Find the line with "Read all visible content and emit it as JSON." and the line with "Serialize everything readable", then repeat both of them and every line in between exactly. Omit the pictures.

##### Task inputs

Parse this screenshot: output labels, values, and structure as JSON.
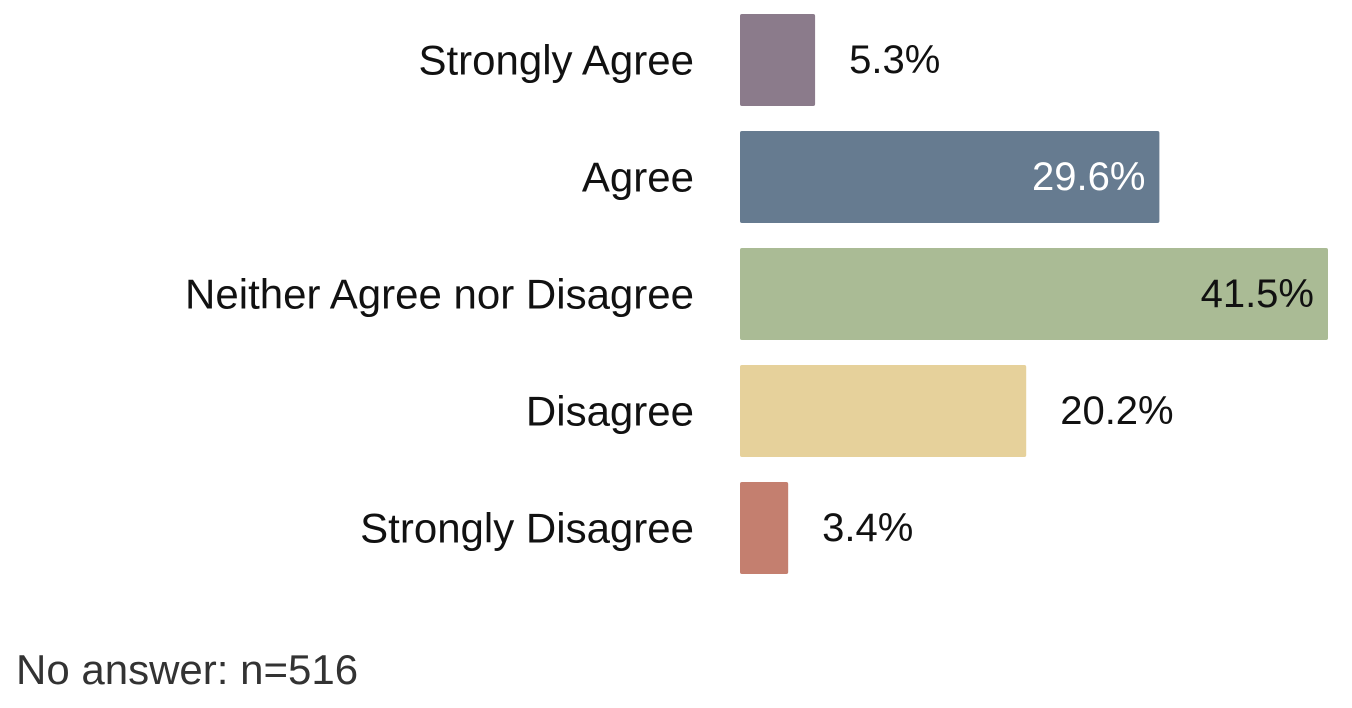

##########
##### Task inputs

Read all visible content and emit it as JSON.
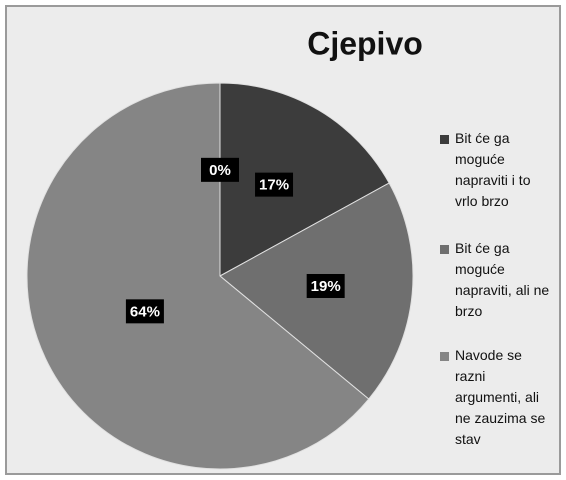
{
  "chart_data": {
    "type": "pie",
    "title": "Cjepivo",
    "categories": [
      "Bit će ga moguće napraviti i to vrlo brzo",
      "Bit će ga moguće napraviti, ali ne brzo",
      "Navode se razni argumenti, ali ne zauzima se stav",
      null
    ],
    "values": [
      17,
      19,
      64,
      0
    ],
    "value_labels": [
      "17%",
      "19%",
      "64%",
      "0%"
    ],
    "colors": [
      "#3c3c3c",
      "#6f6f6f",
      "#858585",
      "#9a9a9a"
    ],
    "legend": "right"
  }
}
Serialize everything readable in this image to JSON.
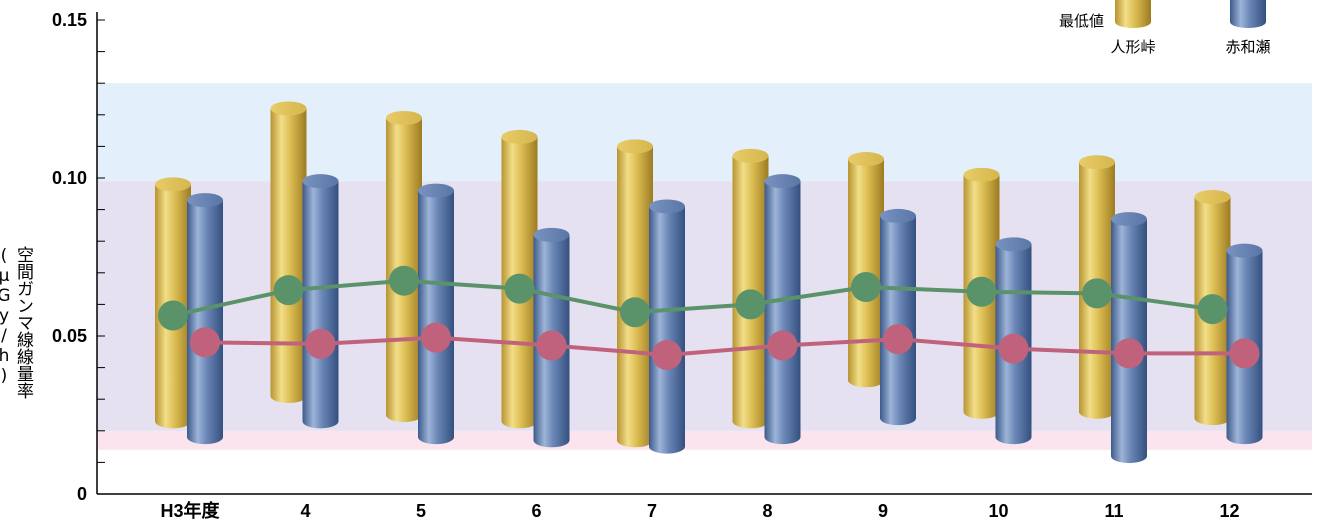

##########
##### Task inputs

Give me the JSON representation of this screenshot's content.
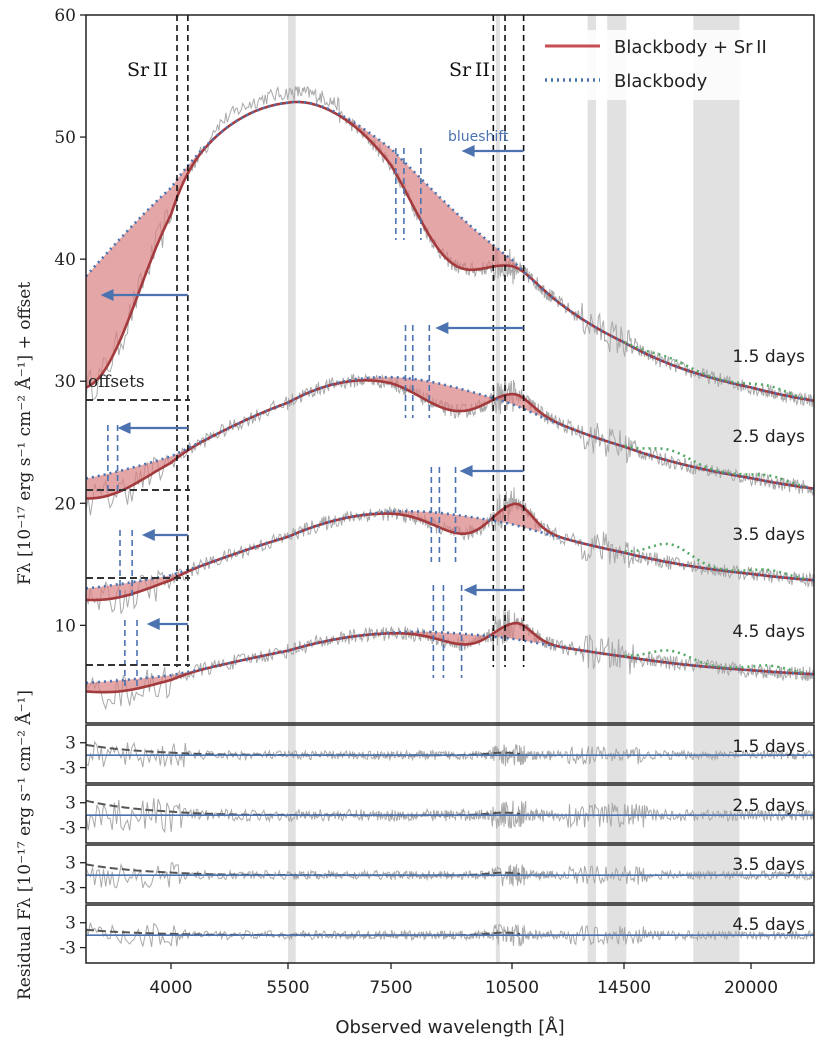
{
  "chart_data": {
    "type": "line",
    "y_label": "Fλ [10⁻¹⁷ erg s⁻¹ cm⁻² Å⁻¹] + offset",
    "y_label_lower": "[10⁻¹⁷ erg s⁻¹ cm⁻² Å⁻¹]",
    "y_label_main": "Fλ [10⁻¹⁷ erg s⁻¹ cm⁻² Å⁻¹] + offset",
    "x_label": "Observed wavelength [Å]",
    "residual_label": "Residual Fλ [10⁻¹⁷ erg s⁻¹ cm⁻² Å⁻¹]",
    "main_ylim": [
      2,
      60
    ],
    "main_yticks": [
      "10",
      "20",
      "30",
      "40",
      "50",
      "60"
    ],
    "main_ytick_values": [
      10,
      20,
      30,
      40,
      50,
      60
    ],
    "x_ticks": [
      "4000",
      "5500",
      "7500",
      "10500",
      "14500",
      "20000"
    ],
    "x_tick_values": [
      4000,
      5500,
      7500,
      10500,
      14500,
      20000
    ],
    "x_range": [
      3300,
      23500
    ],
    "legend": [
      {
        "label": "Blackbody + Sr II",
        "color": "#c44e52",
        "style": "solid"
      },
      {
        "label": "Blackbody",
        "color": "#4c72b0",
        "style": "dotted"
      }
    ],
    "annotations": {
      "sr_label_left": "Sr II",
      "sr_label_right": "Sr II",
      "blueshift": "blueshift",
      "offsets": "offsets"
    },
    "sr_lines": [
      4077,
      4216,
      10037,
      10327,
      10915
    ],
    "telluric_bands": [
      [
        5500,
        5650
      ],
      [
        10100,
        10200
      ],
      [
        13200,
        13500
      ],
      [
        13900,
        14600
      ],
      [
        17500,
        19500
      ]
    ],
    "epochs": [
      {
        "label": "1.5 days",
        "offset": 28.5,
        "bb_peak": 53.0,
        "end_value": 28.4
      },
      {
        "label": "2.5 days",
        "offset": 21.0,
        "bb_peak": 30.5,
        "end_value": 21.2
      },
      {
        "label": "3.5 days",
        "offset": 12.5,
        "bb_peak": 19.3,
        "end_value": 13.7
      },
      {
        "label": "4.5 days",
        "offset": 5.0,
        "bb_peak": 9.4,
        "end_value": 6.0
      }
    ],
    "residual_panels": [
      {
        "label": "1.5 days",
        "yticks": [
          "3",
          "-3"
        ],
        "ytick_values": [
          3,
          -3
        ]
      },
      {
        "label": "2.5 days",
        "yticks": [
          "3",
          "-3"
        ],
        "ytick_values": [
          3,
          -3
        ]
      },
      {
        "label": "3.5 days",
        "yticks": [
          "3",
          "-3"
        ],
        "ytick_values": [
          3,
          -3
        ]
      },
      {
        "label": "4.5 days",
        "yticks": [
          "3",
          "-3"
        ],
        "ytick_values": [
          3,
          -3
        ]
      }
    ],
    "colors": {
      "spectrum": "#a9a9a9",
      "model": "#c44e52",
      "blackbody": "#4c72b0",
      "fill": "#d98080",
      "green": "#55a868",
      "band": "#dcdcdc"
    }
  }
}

##########

Answer for this exercise ▸
Read all visible content and emit it as JSON.
{
  "chart_data": {
    "type": "pie",
    "title": "Cjepivo",
    "categories": [
      "Bit će ga moguće napraviti i to vrlo brzo",
      "Bit će ga moguće napraviti, ali ne brzo",
      "Navode se razni argumenti, ali ne zauzima se stav",
      null
    ],
    "values": [
      17,
      19,
      64,
      0
    ],
    "value_labels": [
      "17%",
      "19%",
      "64%",
      "0%"
    ],
    "colors": [
      "#3c3c3c",
      "#6f6f6f",
      "#858585",
      "#9a9a9a"
    ],
    "legend": "right"
  }
}
Serialize everything readable in this image to JSON.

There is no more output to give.